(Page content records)
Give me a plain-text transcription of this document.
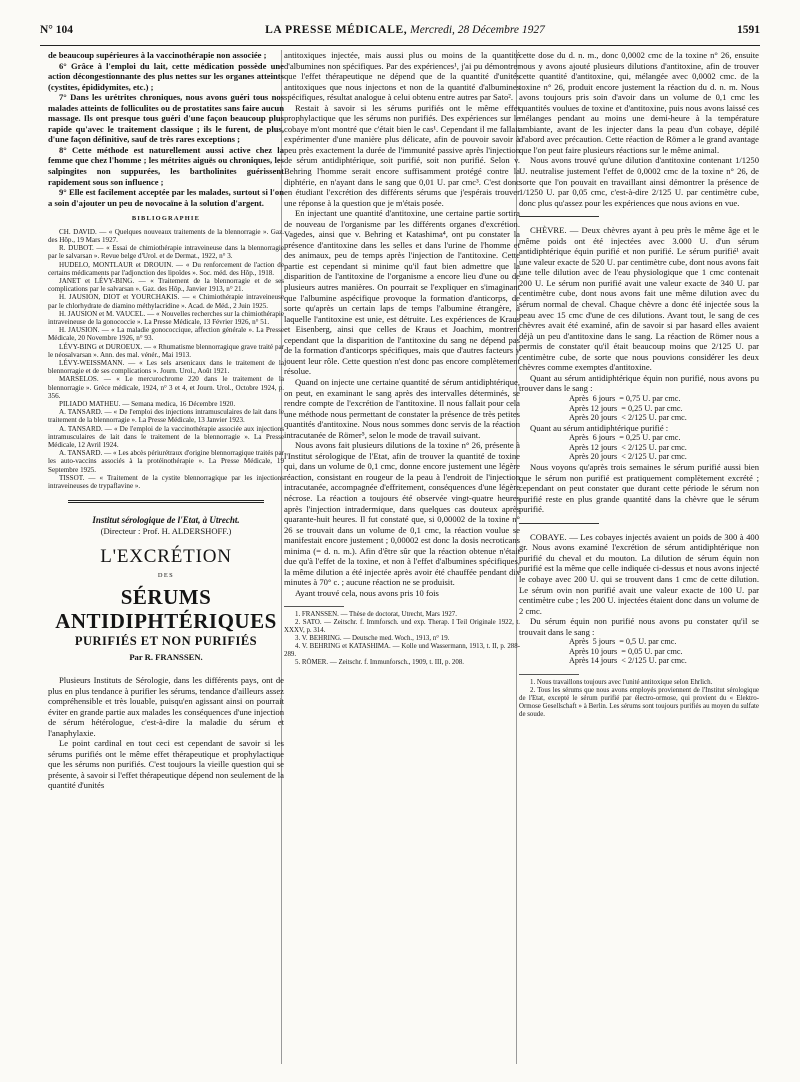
N° 104	LA PRESSE MÉDICALE, Mercredi, 28 Décembre 1927	1591

de beaucoup supérieures à la vaccinothérapie non associée ;

6° Grâce à l'emploi du lait, cette médication possède une action décongestionnante des plus nettes sur les organes atteints (cystites, épididymites, etc.) ;

7° Dans les urétrites chroniques, nous avons guéri tous nos malades atteints de folliculites ou de prostatites sans faire aucun massage. Ils ont presque tous guéri d'une façon beaucoup plus rapide qu'avec le traitement classique ; ils le furent, de plus, d'une façon définitive, sauf de très rares exceptions ;

8° Cette méthode est naturellement aussi active chez la femme que chez l'homme ; les métrites aiguës ou chroniques, les salpingites non suppurées, les bartholinites guérissent rapidement sous son influence ;

9° Elle est facilement acceptée par les malades, surtout si l'on a soin d'ajouter un peu de novocaïne à la solution d'argent.

BIBLIOGRAPHIE

CH. DAVID. — « Quelques nouveaux traitements de la blennorragie ». Gaz. des Hôp., 19 Mars 1927.

R. DUBOT. — « Essai de chimiothérapie intraveineuse dans la blennorragie par le salvarsan ». Revue belge d'Urol. et de Dermat., 1922, n° 3.

HUDELO, MONTLAUR et DROUIN. — « Du renforcement de l'action de certains médicaments par l'adjonction des lipoïdes ». Soc. méd. des Hôp., 1918.

JANET et LÉVY-BING. — « Traitement de la blennorragie et de ses complications par le salvarsan ». Gaz. des Hôp., Janvier 1913, n° 21.

H. JAUSION, DIOT et YOURCHAKIS. — « Chimiothérapie intraveineuse par le chlorhydrate de diamino méthylacridine ». Acad. de Méd., 2 Juin 1925.

H. JAUSION et M. VAUCEL. — « Nouvelles recherches sur la chimiothérapie intraveineuse de la gonococcie ». La Presse Médicale, 13 Février 1926, n° 51.

H. JAUSION. — « La maladie gonococcique, affection générale ». La Presse Médicale, 20 Novembre 1926, n° 93.

LÉVY-BING et DUROEUX. — « Rhumatisme blennorragique grave traité par le néosalvarsan ». Ann. des mal. vénér., Mai 1913.

LÉVY-WEISSMANN. — « Les sels arsenicaux dans le traitement de la blennorragie et de ses complications ». Journ. Urol., Août 1921.

MARSELOS. — « Le mercurochrome 220 dans le traitement de la blennorragie ». Grèce médicale, 1924, n° 3 et 4, et Journ. Urol., Octobre 1924, p. 356.

PILIADO MATHEU. — Semana medica, 16 Décembre 1920.

A. TANSARD. — « De l'emploi des injections intramusculaires de lait dans le traitement de la blennorragie ». La Presse Médicale, 13 Janvier 1923.

A. TANSARD. — « De l'emploi de la vaccinothérapie associée aux injections intramusculaires de lait dans le traitement de la blennorragie ». La Presse Médicale, 12 Avril 1924.

A. TANSARD. — « Les abcès périurétraux d'origine blennorragique traités par les auto-vaccins associés à la protéinothérapie ». La Presse Médicale, 19 Septembre 1925.

TISSOT. — « Traitement de la cystite blennorragique par les injections intraveineuses de trypaflavine ».

Institut sérologique de l'Etat, à Utrecht.
(Directeur : Prof. H. ALDERSHOFF.)
L'EXCRÉTION
DES
SÉRUMS ANTIDIPHTÉRIQUES
PURIFIÉS ET NON PURIFIÉS
Par R. FRANSSEN.

Plusieurs Instituts de Sérologie, dans les différents pays, ont de plus en plus tendance à purifier les sérums, tendance d'ailleurs assez compréhensible et très louable, puisqu'en agissant ainsi on pourrait éviter en grande partie aux malades les conséquences d'une injection de sérum hétérologue, c'est-à-dire la maladie du sérum et l'anaphylaxie.

Le point cardinal en tout ceci est cependant de savoir si les sérums purifiés ont le même effet thérapeutique et prophylactique que les sérums non purifiés. C'est toujours la vieille question qui se présente, à savoir si l'effet thérapeutique dépend non seulement de la quantité d'unités

antitoxiques injectée, mais aussi plus ou moins de la quantité d'albumines non spécifiques. Par des expériences¹, j'ai pu démontrer que l'effet thérapeutique ne dépend que de la quantité d'unités antitoxiques que nous injectons et non de la quantité d'albumines spécifiques, résultat analogue à celui obtenu entre autres par Sato².

Restait à savoir si les sérums purifiés ont le même effet prophylactique que les sérums non purifiés. Des expériences sur le cobaye m'ont montré que c'était bien le cas¹. Cependant il me fallait expérimenter d'une manière plus délicate, afin de pouvoir savoir à peu près exactement la durée de l'immunité passive après l'injection de sérum antidiphtérique, soit purifié, soit non purifié. Selon v. Behring l'homme serait encore suffisamment protégé contre la diphtérie, en n'ayant dans le sang que 0,01 U. par cmc³. C'est donc en étudiant l'excrétion des différents sérums que j'espérais trouver une réponse à la question que je m'étais posée.

En injectant une quantité d'antitoxine, une certaine partie sortira de nouveau de l'organisme par les différents organes d'excrétion. Vagedes, ainsi que v. Behring et Katashima⁴, ont pu constater la présence d'antitoxine dans les selles et dans l'urine de l'homme et des animaux, peu de temps après l'injection de l'antitoxine. Cette partie est cependant si minime qu'il faut bien admettre que la disparition de l'antitoxine de l'organisme a encore lieu d'une ou de plusieurs autres manières. On pourrait se l'expliquer en s'imaginant que l'albumine aspécifique provoque la formation d'anticorps, de sorte qu'après un certain laps de temps l'albumine étrangère, à laquelle l'antitoxine est unie, est détruite. Les expériences de Kraus et Eisenberg, ainsi que celles de Kraus et Joachim, montrent cependant que la disparition de l'antitoxine du sang ne dépend pas de la formation d'anticorps spécifiques, mais que d'autres facteurs y jouent leur rôle. Cette question n'est donc pas encore complètement résolue.

Quand on injecte une certaine quantité de sérum antidiphtérique, on peut, en examinant le sang après des intervalles déterminés, se rendre compte de l'excrétion de l'antitoxine. Il nous fallait pour cela une méthode nous permettant de constater la présence de très petites quantités d'antitoxine. Nous nous sommes donc servis de la réaction intracutanée de Römer⁵, selon le mode de travail suivant.

Nous avons fait plusieurs dilutions de la toxine n° 26, présente à l'Institut sérologique de l'Etat, afin de trouver la quantité de toxine qui, dans un volume de 0,1 cmc, donne encore justement une légère réaction, consistant en rougeur de la peau à l'endroit de l'injection intracutanée, accompagnée d'effritement, conséquences d'une légère nécrose. La réaction a toujours été observée vingt-quatre heures après l'injection intradermique, dans quelques cas douteux après quarante-huit heures. Il fut constaté que, si 0,00002 de la toxine n° 26 se trouvait dans un volume de 0,1 cmc, la réaction voulue se manifestait encore justement ; 0,00002 est donc la dosis necroticans minima (= d. n. m.). Afin d'être sûr que la réaction obtenue n'était due qu'à l'effet de la toxine, et non à l'effet d'albumines spécifiques, la même dilution a été injectée après avoir été chauffée pendant dix minutes à 70° c. ; aucune réaction ne se produisit.

Ayant trouvé cela, nous avons pris 10 fois

1. FRANSSEN. — Thèse de doctorat, Utrecht, Mars 1927.

2. SATO. — Zeitschr. f. Immforsch. und exp. Therap. I Teil Originale 1922, t. XXXV, p. 314.

3. V. BEHRING. — Deutsche med. Woch., 1913, n° 19.

4. V. BEHRING et KATASHIMA. — Kolle und Wassermann, 1913, t. II, p. 288-289.

5. RÖMER. — Zeitschr. f. Immunforsch., 1909, t. III, p. 208.

cette dose du d. n. m., donc 0,0002 cmc de la toxine n° 26, ensuite nous y avons ajouté plusieurs dilutions d'antitoxine, afin de trouver cette quantité d'antitoxine, qui, mélangée avec 0,0002 cmc. de la toxine n° 26, produit encore justement la réaction du d. n. m. Nous avons toujours pris soin d'avoir dans un volume de 0,1 cmc les quantités voulues de toxine et d'antitoxine, puis nous avons laissé ces mélanges pendant au moins une demi-heure à la température ambiante, avant de les injecter dans la peau d'un cobaye, dépilé d'abord avec précaution. Cette réaction de Römer a le grand avantage que l'on peut faire plusieurs réactions sur le même animal.

Nous avons trouvé qu'une dilution d'antitoxine contenant 1/1250 U. neutralise justement l'effet de 0,0002 cmc de la toxine n° 26, de sorte que l'on pouvait en travaillant ainsi démontrer la présence de 1/1250 U. par 0,05 cmc, c'est-à-dire 2/125 U. par centimètre cube, donc plus qu'assez pour les expériences que nous avions en vue.

CHÈVRE. — Deux chèvres ayant à peu près le même âge et le même poids ont été injectées avec 3.000 U. d'un sérum antidiphtérique équin purifié et non purifié. Le sérum purifié¹ avait une valeur exacte de 520 U. par centimètre cube, dont nous avons fait une telle dilution avec de l'eau physiologique que 1 cmc contenait 200 U. Le sérum non purifié avait une valeur exacte de 340 U. par centimètre cube, dont nous avons fait une même dilution avec du sérum normal de cheval. Chaque chèvre a donc été injectée sous la peau avec 15 cmc d'une de ces dilutions. Avant tout, le sang de ces chèvres avait été examiné, afin de savoir si par hasard elles avaient déjà un peu d'antitoxine dans le sang. La réaction de Römer nous a permis de constater qu'il était beaucoup moins que 2/125 U. par centimètre cube, de sorte que nous pouvions considérer les deux chèvres comme exemptes d'antitoxine.

Quant au sérum antidiphtérique équin non purifié, nous avons pu trouver dans le sang :

Après  6 jours  = 0,75 U. par cmc.
Après 12 jours  = 0,25 U. par cmc.
Après 20 jours  < 2/125 U. par cmc.

Quant au sérum antidiphtérique purifié :

Après  6 jours  = 0,25 U. par cmc.
Après 12 jours  < 2/125 U. par cmc.
Après 20 jours  < 2/125 U. par cmc.

Nous voyons qu'après trois semaines le sérum purifié aussi bien que le sérum non purifié est pratiquement complètement excrété ; cependant on peut constater que durant cette période le sérum non purifié reste en plus grande quantité dans la chèvre que le sérum purifié.

COBAYE. — Les cobayes injectés avaient un poids de 300 à 400 gr. Nous avons examiné l'excrétion de sérum antidiphtérique non purifié du cheval et du mouton. La dilution de sérum équin non purifié est la même que celle indiquée ci-dessus et nous avons injecté le cobaye avec 200 U. qui se trouvent dans 1 cmc de cette dilution. Le sérum ovin non purifié avait une valeur exacte de 100 U. par centimètre cube ; les 200 U. injectées étaient donc dans un volume de 2 cmc.

Du sérum équin non purifié nous avons pu constater qu'il se trouvait dans le sang :

Après  5 jours  = 0,5 U. par cmc.
Après 10 jours  = 0,05 U. par cmc.
Après 14 jours  < 2/125 U. par cmc.

1. Nous travaillons toujours avec l'unité antitoxique selon Ehrlich.

2. Tous les sérums que nous avons employés proviennent de l'Institut sérologique de l'Etat, excepté le sérum purifié par électro-ormose, qui provient du « Elektro-Ormose Gesellschaft » à Berlin. Les sérums sont toujours purifiés au moyen du sulfate de soude.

▶ _To do_: Tell how many lines in the entries contain the string "blennorragique", and give nothing beyond the number.

▶ _Response area_: 3